>> START PROVIDED RECORDS

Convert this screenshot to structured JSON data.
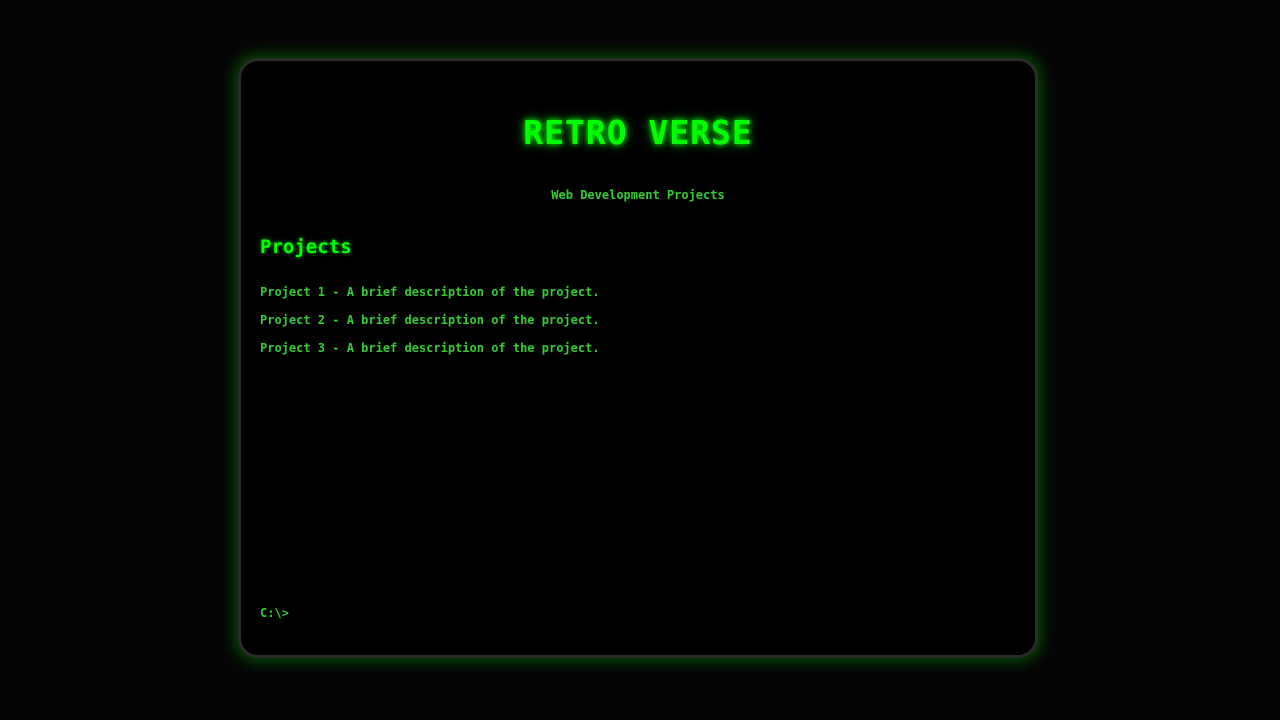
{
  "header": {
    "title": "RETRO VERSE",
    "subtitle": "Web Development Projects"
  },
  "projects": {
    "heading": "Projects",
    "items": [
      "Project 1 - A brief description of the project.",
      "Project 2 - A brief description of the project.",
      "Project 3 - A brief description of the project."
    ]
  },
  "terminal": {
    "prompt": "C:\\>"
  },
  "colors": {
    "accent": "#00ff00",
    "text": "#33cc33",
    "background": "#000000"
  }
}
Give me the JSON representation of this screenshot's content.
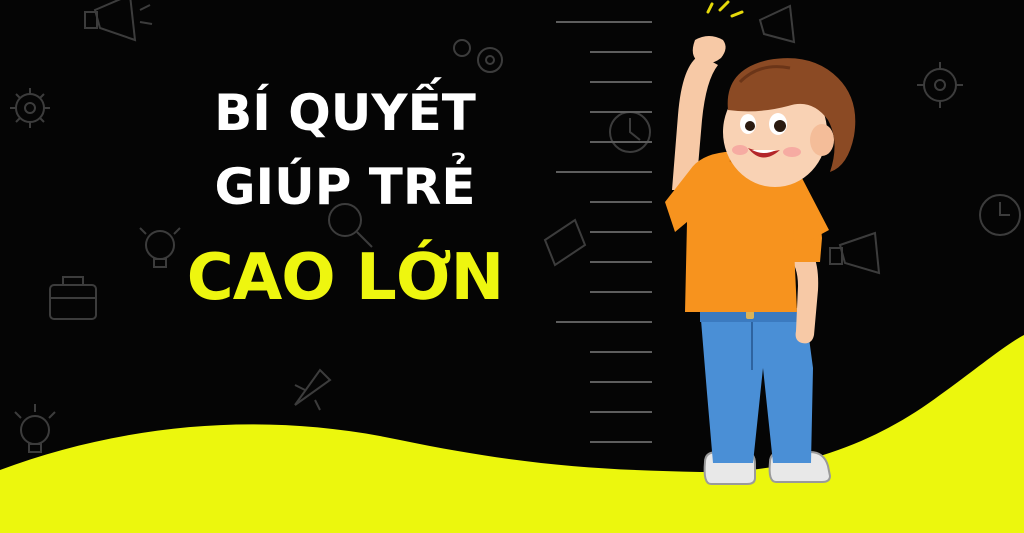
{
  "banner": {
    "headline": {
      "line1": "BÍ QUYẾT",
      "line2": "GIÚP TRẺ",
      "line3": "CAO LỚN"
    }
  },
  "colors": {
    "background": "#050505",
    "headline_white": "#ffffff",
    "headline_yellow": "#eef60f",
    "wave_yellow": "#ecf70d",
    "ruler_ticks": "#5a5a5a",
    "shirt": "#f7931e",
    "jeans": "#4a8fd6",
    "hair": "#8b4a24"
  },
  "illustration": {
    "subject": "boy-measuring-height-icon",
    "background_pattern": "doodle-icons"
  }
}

>> END PROVIDED RECORDS

__TASK STATEMENT__
Write out every line from the entries where "brief" appears.

__EXERCISE ANSWER__
      "Project 1 - A brief description of the project.",
      "Project 2 - A brief description of the project.",
      "Project 3 - A brief description of the project."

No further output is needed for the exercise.